* [THE INPUT]:
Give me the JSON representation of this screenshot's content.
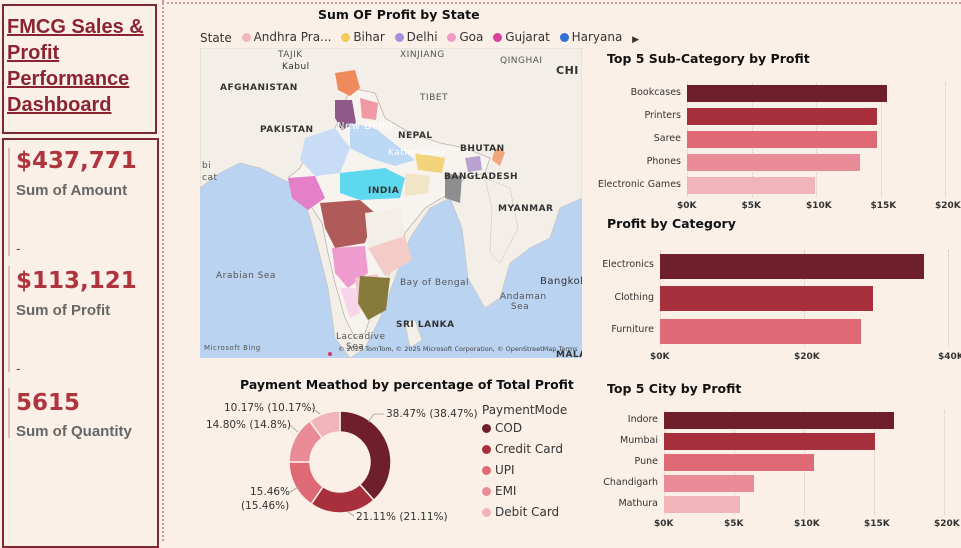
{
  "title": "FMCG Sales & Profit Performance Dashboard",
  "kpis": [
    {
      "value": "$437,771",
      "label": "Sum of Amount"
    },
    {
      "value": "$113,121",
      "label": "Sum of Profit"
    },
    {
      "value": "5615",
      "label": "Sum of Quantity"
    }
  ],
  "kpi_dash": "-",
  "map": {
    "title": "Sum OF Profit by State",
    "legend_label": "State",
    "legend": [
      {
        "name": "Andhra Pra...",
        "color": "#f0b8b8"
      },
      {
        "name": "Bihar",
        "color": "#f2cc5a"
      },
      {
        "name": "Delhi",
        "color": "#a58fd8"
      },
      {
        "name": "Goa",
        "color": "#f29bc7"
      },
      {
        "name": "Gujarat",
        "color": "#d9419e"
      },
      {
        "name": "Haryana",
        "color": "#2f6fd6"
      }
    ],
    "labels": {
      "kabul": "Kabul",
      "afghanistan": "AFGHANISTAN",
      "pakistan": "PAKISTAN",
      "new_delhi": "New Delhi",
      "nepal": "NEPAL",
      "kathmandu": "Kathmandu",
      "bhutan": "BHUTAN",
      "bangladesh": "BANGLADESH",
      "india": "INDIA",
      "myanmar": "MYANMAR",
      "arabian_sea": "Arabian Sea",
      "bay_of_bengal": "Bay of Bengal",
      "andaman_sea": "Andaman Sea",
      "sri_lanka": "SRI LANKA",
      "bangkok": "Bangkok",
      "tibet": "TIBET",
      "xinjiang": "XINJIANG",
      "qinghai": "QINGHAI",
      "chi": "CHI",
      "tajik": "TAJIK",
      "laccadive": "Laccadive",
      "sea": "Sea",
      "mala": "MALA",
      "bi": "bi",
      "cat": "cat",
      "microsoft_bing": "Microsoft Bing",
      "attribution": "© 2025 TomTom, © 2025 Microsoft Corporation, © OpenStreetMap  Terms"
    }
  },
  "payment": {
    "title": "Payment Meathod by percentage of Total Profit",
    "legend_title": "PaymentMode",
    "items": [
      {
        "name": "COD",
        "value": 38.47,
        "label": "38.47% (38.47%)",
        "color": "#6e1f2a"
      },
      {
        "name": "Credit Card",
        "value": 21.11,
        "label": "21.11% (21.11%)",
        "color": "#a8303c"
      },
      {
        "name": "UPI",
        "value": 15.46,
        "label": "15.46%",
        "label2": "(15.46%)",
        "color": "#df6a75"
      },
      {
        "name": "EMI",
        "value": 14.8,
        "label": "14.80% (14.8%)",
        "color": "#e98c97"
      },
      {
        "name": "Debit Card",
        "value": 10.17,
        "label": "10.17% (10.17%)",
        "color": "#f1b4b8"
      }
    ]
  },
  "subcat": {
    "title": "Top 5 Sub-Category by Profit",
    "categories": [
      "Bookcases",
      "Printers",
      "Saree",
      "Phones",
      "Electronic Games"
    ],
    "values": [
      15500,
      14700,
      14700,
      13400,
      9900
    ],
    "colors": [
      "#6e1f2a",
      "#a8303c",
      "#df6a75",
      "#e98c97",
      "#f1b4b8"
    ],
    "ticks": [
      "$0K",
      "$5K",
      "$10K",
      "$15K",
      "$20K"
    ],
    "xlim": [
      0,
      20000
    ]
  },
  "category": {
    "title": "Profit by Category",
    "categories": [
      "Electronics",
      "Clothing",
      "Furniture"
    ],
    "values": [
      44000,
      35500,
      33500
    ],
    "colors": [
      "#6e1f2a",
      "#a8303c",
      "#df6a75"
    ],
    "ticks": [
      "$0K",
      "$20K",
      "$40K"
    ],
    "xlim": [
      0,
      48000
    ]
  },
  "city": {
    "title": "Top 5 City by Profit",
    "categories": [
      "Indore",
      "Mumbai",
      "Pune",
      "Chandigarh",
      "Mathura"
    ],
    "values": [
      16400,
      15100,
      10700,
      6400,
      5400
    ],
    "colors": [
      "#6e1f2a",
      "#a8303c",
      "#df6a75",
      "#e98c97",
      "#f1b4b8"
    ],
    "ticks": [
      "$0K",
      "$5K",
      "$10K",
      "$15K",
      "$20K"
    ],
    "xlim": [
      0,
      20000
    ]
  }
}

* [WRITTEN INSTRUCTION]: Among the entries above, how many lines hold the string "name"? Give the number by itself.

* [FINAL ANSWER]: 11